Quote each record exactly, please, leaving none out.
^^^^
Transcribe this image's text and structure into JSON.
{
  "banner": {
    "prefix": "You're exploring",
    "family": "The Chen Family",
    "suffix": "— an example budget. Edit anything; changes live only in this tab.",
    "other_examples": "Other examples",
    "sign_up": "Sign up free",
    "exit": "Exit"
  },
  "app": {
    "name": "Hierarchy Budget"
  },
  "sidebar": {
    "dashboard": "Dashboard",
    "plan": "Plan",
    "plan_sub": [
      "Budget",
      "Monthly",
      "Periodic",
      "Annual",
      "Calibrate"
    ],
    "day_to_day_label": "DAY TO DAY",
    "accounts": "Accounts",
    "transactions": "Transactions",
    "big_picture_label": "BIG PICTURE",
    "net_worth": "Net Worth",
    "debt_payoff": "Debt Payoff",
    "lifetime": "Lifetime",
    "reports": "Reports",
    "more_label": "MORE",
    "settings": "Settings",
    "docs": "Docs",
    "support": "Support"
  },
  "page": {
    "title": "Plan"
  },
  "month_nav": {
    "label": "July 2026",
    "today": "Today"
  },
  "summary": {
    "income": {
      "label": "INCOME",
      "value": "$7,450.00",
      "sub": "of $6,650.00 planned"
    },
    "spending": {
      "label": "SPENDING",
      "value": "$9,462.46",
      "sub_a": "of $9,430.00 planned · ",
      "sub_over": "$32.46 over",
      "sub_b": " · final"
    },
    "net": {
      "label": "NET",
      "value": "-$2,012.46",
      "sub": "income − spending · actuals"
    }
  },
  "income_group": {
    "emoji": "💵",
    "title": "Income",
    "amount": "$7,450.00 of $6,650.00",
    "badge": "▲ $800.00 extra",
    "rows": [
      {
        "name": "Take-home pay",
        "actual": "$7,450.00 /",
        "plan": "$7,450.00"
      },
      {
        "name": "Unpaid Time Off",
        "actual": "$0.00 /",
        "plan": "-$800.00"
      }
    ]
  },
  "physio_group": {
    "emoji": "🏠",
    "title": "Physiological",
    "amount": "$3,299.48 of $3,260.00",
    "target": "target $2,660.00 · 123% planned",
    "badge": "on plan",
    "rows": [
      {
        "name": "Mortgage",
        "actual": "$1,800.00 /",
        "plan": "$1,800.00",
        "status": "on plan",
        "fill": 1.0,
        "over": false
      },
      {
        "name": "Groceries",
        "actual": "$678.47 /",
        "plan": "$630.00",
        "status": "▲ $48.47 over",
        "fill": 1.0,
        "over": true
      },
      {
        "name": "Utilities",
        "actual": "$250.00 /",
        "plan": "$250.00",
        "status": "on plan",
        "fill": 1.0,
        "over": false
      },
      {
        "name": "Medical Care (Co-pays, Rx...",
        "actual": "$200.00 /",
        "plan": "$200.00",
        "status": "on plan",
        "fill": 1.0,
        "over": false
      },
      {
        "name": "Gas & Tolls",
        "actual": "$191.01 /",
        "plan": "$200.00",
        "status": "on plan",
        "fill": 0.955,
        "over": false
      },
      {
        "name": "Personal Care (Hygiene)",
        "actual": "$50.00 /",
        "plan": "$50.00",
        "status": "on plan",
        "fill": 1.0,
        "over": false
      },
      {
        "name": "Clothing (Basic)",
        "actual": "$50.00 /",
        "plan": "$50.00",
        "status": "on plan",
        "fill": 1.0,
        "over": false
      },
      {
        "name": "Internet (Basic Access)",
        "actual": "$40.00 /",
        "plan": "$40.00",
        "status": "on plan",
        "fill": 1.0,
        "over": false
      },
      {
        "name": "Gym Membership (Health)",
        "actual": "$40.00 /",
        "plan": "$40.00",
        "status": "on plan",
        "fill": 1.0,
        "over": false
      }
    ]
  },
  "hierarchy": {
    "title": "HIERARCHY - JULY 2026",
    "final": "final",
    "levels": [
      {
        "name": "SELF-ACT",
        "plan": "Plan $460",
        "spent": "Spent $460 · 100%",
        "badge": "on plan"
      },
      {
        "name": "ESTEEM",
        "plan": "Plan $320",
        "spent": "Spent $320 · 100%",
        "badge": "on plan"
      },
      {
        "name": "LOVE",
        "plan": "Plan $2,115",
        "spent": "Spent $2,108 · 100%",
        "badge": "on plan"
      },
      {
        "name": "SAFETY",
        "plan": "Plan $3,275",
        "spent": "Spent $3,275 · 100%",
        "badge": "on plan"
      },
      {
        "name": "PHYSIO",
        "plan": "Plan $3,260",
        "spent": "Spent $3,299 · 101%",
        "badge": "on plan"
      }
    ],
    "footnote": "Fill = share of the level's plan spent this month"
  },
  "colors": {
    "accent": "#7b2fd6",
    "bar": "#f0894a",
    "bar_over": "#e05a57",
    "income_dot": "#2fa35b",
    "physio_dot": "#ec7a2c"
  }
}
^^^^
| Full output |
Transcribe this image's text and structure into JSON.
{
  "banner": {
    "prefix": "You're exploring",
    "family": "The Chen Family",
    "suffix": "— an example budget. Edit anything; changes live only in this tab.",
    "other_examples": "Other examples",
    "sign_up": "Sign up free",
    "exit": "Exit"
  },
  "app": {
    "name": "Hierarchy Budget"
  },
  "sidebar": {
    "dashboard": "Dashboard",
    "plan": "Plan",
    "plan_sub": [
      "Budget",
      "Monthly",
      "Periodic",
      "Annual",
      "Calibrate"
    ],
    "day_to_day_label": "DAY TO DAY",
    "accounts": "Accounts",
    "transactions": "Transactions",
    "big_picture_label": "BIG PICTURE",
    "net_worth": "Net Worth",
    "debt_payoff": "Debt Payoff",
    "lifetime": "Lifetime",
    "reports": "Reports",
    "more_label": "MORE",
    "settings": "Settings",
    "docs": "Docs",
    "support": "Support"
  },
  "page": {
    "title": "Plan"
  },
  "month_nav": {
    "label": "July 2026",
    "today": "Today"
  },
  "summary": {
    "income": {
      "label": "INCOME",
      "value": "$7,450.00",
      "sub": "of $6,650.00 planned"
    },
    "spending": {
      "label": "SPENDING",
      "value": "$9,462.46",
      "sub_a": "of $9,430.00 planned · ",
      "sub_over": "$32.46 over",
      "sub_b": " · final"
    },
    "net": {
      "label": "NET",
      "value": "-$2,012.46",
      "sub": "income − spending · actuals"
    }
  },
  "income_group": {
    "emoji": "💵",
    "title": "Income",
    "amount": "$7,450.00 of $6,650.00",
    "badge": "▲ $800.00 extra",
    "rows": [
      {
        "name": "Take-home pay",
        "actual": "$7,450.00 /",
        "plan": "$7,450.00"
      },
      {
        "name": "Unpaid Time Off",
        "actual": "$0.00 /",
        "plan": "-$800.00"
      }
    ]
  },
  "physio_group": {
    "emoji": "🏠",
    "title": "Physiological",
    "amount": "$3,299.48 of $3,260.00",
    "target": "target $2,660.00 · 123% planned",
    "badge": "on plan",
    "rows": [
      {
        "name": "Mortgage",
        "actual": "$1,800.00 /",
        "plan": "$1,800.00",
        "status": "on plan",
        "fill": 1.0,
        "over": false
      },
      {
        "name": "Groceries",
        "actual": "$678.47 /",
        "plan": "$630.00",
        "status": "▲ $48.47 over",
        "fill": 1.0,
        "over": true
      },
      {
        "name": "Utilities",
        "actual": "$250.00 /",
        "plan": "$250.00",
        "status": "on plan",
        "fill": 1.0,
        "over": false
      },
      {
        "name": "Medical Care (Co-pays, Rx...",
        "actual": "$200.00 /",
        "plan": "$200.00",
        "status": "on plan",
        "fill": 1.0,
        "over": false
      },
      {
        "name": "Gas & Tolls",
        "actual": "$191.01 /",
        "plan": "$200.00",
        "status": "on plan",
        "fill": 0.955,
        "over": false
      },
      {
        "name": "Personal Care (Hygiene)",
        "actual": "$50.00 /",
        "plan": "$50.00",
        "status": "on plan",
        "fill": 1.0,
        "over": false
      },
      {
        "name": "Clothing (Basic)",
        "actual": "$50.00 /",
        "plan": "$50.00",
        "status": "on plan",
        "fill": 1.0,
        "over": false
      },
      {
        "name": "Internet (Basic Access)",
        "actual": "$40.00 /",
        "plan": "$40.00",
        "status": "on plan",
        "fill": 1.0,
        "over": false
      },
      {
        "name": "Gym Membership (Health)",
        "actual": "$40.00 /",
        "plan": "$40.00",
        "status": "on plan",
        "fill": 1.0,
        "over": false
      }
    ]
  },
  "hierarchy": {
    "title": "HIERARCHY - JULY 2026",
    "final": "final",
    "levels": [
      {
        "name": "SELF-ACT",
        "plan": "Plan $460",
        "spent": "Spent $460 · 100%",
        "badge": "on plan"
      },
      {
        "name": "ESTEEM",
        "plan": "Plan $320",
        "spent": "Spent $320 · 100%",
        "badge": "on plan"
      },
      {
        "name": "LOVE",
        "plan": "Plan $2,115",
        "spent": "Spent $2,108 · 100%",
        "badge": "on plan"
      },
      {
        "name": "SAFETY",
        "plan": "Plan $3,275",
        "spent": "Spent $3,275 · 100%",
        "badge": "on plan"
      },
      {
        "name": "PHYSIO",
        "plan": "Plan $3,260",
        "spent": "Spent $3,299 · 101%",
        "badge": "on plan"
      }
    ],
    "footnote": "Fill = share of the level's plan spent this month"
  },
  "colors": {
    "accent": "#7b2fd6",
    "bar": "#f0894a",
    "bar_over": "#e05a57",
    "income_dot": "#2fa35b",
    "physio_dot": "#ec7a2c"
  }
}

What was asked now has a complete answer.